Isolate every line in the data with the string "pada" and copy it.

BEGIN Records for the task

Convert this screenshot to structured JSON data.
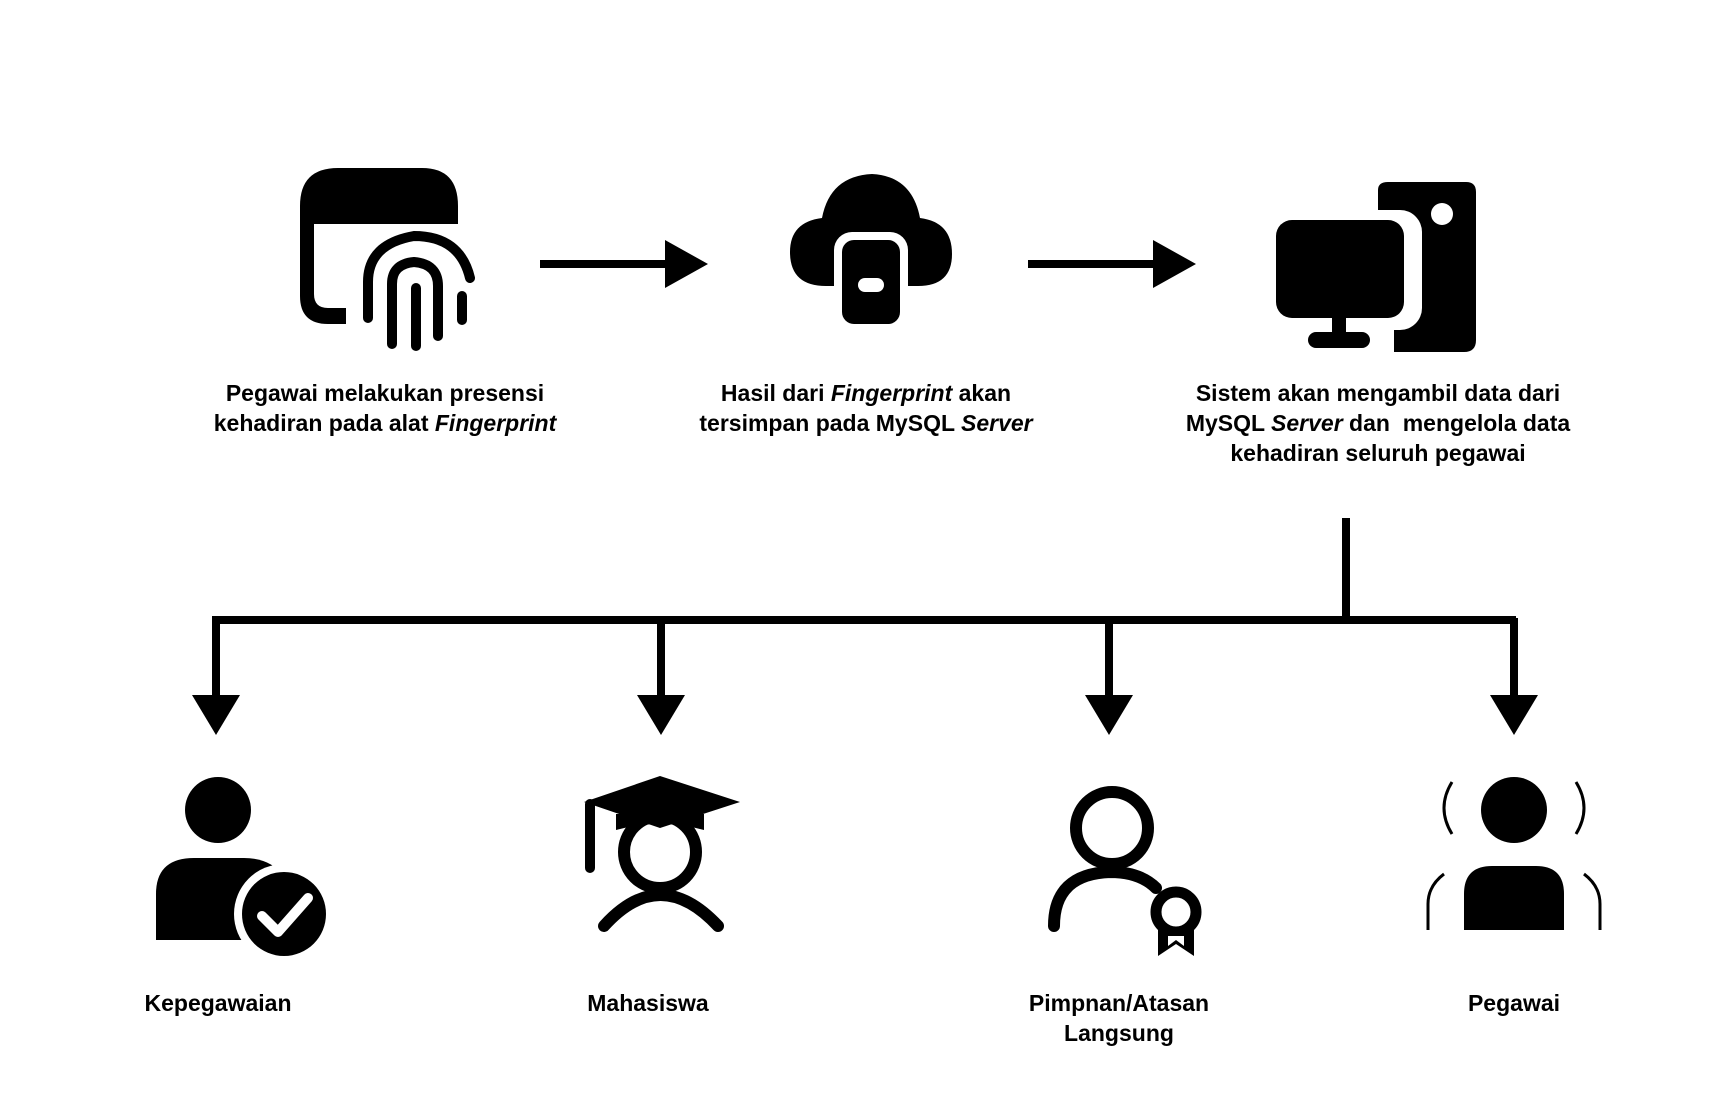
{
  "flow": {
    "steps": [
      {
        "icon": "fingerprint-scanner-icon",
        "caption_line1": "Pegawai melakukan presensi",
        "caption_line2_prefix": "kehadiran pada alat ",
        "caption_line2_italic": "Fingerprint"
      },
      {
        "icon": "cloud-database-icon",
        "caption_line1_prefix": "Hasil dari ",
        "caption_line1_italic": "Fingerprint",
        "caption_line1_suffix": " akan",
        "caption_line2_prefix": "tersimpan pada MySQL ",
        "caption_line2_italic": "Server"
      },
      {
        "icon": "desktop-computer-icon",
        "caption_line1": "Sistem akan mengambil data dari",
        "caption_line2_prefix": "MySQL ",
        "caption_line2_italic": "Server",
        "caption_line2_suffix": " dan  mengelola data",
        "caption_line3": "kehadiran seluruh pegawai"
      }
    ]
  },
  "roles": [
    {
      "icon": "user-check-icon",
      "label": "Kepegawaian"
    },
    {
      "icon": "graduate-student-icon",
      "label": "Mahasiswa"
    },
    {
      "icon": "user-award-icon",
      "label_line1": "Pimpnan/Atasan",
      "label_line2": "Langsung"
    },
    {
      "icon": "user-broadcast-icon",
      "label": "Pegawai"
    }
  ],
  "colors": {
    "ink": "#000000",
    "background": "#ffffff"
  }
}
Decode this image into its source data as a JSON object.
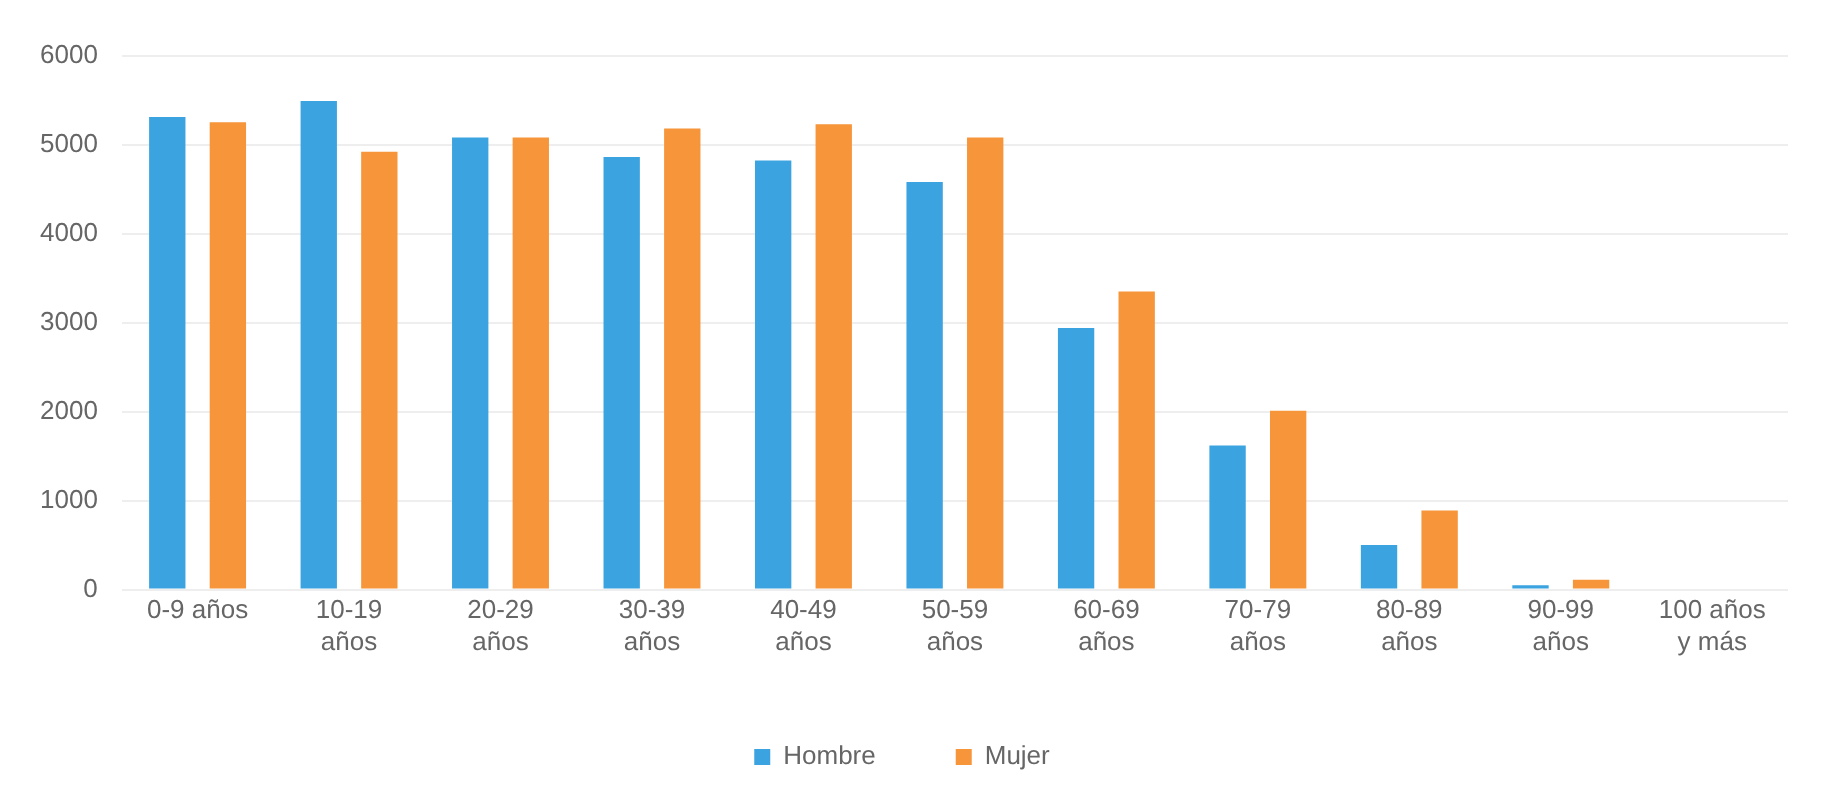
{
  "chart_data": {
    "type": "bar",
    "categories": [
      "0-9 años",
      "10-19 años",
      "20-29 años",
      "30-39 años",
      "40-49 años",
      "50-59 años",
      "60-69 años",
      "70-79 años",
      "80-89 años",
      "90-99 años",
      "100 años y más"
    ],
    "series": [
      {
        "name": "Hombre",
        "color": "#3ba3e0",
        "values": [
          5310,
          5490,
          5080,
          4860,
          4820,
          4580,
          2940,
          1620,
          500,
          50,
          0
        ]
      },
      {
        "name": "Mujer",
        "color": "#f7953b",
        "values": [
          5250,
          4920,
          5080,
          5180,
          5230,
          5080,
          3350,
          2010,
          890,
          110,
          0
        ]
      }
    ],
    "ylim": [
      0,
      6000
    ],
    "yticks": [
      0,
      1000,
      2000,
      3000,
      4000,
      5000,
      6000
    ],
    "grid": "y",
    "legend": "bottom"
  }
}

END Records for the task

Task answer →
        "caption_line2_prefix": "kehadiran pada alat ",
        "caption_line2_prefix": "tersimpan pada MySQL ",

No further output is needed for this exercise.